* [GOAL]: Search the data for the word "bottom" and copy every line where it occurs.

* [DATA PROVIDED]:
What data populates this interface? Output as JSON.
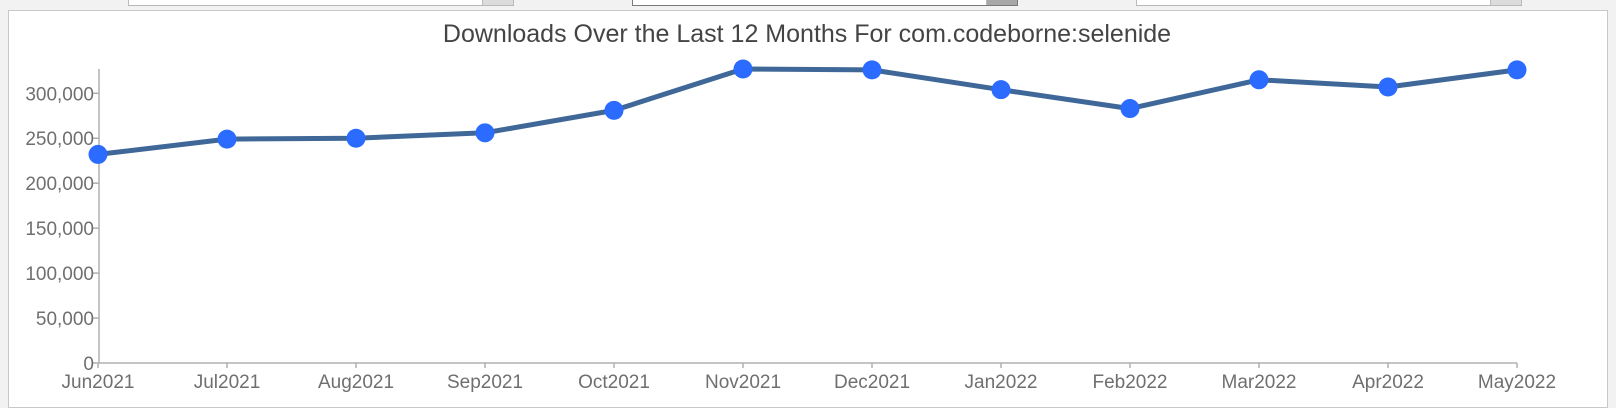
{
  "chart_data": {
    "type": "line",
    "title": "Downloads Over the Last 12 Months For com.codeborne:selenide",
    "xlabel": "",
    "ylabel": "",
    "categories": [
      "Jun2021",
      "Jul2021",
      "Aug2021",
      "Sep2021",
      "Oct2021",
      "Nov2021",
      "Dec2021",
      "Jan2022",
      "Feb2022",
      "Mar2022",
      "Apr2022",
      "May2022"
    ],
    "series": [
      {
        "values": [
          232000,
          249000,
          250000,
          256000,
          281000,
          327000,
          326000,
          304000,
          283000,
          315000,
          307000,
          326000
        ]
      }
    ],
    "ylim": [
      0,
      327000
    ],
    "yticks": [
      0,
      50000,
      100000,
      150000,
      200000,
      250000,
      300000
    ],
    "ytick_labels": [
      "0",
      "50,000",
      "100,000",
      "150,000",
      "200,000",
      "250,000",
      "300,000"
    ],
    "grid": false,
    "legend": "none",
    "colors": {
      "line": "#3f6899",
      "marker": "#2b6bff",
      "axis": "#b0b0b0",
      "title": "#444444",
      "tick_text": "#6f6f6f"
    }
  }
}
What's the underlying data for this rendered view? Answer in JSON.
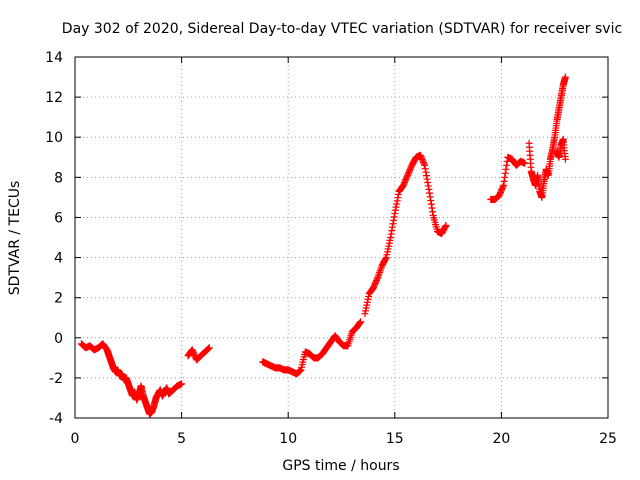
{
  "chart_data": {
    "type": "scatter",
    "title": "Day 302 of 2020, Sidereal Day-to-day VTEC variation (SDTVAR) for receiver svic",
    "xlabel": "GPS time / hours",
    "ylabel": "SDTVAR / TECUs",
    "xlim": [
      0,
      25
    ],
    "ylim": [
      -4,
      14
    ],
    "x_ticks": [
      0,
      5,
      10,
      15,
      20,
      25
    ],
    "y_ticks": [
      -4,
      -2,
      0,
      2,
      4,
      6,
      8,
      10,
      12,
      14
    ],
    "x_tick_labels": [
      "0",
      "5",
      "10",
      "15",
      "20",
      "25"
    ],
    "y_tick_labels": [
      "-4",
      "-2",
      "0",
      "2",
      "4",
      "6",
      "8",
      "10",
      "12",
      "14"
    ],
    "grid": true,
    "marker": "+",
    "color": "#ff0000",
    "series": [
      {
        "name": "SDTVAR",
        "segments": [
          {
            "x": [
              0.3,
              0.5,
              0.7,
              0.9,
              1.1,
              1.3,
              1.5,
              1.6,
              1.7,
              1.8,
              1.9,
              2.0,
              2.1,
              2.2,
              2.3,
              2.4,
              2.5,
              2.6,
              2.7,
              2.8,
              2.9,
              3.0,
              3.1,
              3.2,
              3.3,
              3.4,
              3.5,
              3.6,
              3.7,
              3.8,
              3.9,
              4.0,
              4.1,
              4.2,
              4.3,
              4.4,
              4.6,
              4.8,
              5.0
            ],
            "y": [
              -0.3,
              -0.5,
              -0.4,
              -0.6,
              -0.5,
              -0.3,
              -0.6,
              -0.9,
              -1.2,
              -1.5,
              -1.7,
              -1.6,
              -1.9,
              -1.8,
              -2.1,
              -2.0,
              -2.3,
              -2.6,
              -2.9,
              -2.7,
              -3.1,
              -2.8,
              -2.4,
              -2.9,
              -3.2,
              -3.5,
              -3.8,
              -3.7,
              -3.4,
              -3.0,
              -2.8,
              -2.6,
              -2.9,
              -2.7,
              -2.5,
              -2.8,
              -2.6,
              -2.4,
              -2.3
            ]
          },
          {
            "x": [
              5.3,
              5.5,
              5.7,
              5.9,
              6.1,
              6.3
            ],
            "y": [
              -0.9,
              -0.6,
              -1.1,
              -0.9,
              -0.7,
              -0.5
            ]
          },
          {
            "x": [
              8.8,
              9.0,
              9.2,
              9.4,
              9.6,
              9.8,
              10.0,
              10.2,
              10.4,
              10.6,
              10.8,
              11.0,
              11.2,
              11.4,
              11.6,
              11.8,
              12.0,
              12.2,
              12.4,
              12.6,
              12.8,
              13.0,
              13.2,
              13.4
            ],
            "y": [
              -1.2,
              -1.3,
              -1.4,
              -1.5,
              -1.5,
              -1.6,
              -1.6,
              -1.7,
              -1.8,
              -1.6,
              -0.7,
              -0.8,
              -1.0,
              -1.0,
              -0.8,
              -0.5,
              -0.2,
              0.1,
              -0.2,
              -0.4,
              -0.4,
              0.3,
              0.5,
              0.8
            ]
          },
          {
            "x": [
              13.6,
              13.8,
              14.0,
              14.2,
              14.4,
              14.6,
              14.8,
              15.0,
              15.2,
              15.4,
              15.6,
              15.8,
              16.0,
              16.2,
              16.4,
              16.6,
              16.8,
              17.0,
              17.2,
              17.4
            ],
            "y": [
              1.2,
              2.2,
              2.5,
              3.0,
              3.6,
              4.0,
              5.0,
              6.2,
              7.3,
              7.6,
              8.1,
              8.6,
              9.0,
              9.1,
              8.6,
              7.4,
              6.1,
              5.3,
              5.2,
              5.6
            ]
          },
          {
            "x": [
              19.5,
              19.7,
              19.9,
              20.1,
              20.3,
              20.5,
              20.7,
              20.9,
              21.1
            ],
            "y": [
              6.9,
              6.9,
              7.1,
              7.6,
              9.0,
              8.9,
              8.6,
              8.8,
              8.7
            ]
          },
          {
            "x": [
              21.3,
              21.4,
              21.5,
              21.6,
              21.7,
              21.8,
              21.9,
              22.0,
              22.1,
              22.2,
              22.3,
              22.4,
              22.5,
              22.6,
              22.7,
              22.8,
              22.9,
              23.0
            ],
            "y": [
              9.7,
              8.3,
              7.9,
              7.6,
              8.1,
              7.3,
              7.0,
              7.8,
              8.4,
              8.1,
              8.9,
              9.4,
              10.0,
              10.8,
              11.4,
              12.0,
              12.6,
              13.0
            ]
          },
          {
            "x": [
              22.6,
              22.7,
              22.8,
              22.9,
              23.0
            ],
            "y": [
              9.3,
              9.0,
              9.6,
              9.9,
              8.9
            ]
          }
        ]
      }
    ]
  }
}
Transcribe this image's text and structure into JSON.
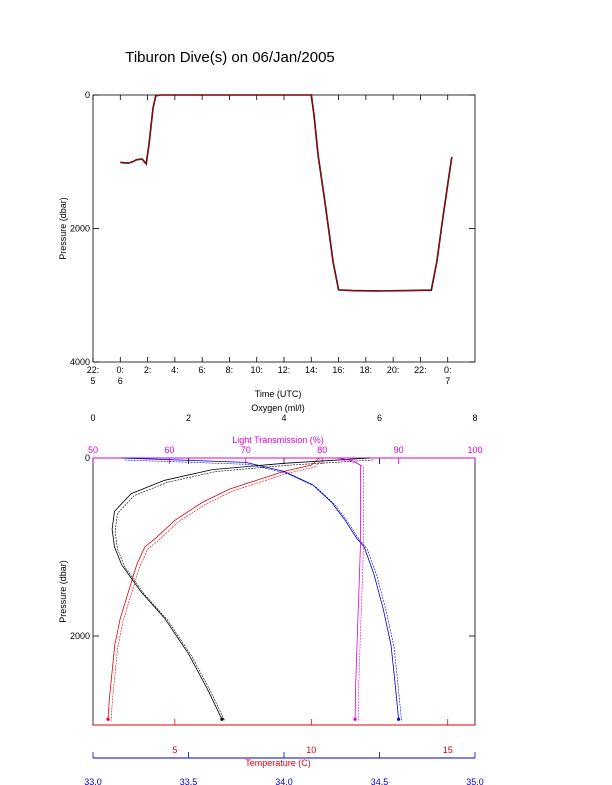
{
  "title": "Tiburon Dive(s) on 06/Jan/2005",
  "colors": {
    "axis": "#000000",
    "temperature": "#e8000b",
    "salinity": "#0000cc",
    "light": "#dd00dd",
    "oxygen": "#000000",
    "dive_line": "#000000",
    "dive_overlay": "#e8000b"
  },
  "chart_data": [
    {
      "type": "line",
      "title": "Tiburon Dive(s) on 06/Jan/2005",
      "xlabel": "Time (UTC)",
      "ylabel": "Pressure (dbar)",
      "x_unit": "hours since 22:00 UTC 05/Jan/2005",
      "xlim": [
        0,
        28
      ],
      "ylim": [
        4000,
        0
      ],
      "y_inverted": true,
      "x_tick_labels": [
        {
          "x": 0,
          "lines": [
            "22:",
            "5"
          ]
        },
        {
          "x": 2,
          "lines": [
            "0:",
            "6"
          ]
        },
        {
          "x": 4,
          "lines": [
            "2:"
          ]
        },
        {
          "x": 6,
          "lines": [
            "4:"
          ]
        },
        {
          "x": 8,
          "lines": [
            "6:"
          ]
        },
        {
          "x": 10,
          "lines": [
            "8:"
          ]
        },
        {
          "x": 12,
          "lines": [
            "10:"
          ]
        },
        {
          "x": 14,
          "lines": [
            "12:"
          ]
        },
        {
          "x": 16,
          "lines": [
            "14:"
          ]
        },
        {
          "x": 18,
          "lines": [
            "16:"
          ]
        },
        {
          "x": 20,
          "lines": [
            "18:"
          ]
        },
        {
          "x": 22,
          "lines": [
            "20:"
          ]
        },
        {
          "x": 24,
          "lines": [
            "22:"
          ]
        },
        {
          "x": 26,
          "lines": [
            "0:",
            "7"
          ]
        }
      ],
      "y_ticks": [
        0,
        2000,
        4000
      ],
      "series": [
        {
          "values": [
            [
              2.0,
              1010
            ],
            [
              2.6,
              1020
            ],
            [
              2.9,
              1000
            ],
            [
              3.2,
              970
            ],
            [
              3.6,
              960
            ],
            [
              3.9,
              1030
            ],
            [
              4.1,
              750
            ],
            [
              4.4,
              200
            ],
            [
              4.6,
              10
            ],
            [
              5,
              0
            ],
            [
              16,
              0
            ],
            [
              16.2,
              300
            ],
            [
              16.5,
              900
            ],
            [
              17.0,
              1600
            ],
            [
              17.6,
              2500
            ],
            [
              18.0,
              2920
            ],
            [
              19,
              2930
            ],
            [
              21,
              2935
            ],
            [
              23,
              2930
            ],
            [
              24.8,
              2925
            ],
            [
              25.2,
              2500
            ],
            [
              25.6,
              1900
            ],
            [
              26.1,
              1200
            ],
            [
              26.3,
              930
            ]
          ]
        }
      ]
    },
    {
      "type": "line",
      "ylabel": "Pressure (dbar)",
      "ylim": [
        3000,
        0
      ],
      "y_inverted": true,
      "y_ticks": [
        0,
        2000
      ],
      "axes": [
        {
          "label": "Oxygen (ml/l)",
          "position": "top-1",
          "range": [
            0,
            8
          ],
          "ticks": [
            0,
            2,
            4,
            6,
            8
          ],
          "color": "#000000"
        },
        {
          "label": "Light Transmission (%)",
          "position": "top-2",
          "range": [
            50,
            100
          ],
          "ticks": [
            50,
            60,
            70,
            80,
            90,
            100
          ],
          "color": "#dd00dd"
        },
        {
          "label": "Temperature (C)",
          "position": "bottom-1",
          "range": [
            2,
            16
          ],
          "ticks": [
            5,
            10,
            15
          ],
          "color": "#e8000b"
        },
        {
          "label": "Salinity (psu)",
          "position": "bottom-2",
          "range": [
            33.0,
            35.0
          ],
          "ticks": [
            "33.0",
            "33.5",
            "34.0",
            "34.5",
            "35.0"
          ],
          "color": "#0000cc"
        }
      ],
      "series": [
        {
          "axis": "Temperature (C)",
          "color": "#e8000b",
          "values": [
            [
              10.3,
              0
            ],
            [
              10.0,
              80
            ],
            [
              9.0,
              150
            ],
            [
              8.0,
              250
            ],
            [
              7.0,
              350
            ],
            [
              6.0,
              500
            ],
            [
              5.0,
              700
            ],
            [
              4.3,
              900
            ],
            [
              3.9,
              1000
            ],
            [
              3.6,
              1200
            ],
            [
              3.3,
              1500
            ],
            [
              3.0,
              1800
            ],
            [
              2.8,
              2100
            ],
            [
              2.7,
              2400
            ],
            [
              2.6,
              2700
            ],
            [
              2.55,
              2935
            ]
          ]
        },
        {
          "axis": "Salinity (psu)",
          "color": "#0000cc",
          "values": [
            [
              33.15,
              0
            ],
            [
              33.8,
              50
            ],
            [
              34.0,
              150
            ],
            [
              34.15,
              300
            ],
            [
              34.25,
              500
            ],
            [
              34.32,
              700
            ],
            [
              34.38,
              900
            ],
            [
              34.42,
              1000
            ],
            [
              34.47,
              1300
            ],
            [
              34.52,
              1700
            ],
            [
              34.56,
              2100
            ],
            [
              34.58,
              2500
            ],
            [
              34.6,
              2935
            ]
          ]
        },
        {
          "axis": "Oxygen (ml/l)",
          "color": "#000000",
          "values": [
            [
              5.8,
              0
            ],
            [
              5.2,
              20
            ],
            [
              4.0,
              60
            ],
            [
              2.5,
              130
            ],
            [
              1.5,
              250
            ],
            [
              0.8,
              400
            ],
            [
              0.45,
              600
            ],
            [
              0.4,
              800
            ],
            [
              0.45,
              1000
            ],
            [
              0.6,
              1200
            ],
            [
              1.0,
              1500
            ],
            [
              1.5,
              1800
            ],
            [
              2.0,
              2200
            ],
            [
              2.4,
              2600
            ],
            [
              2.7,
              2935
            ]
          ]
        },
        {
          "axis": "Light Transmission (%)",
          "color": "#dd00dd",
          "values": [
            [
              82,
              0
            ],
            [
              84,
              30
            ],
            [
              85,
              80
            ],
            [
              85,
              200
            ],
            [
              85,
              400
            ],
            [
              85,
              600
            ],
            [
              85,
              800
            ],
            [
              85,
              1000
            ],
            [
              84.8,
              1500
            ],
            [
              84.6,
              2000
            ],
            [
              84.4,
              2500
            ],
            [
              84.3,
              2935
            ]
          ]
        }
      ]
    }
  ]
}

* [ANSWER TO THE TASK]:
          "position": "bottom-1",
          "position": "bottom-2",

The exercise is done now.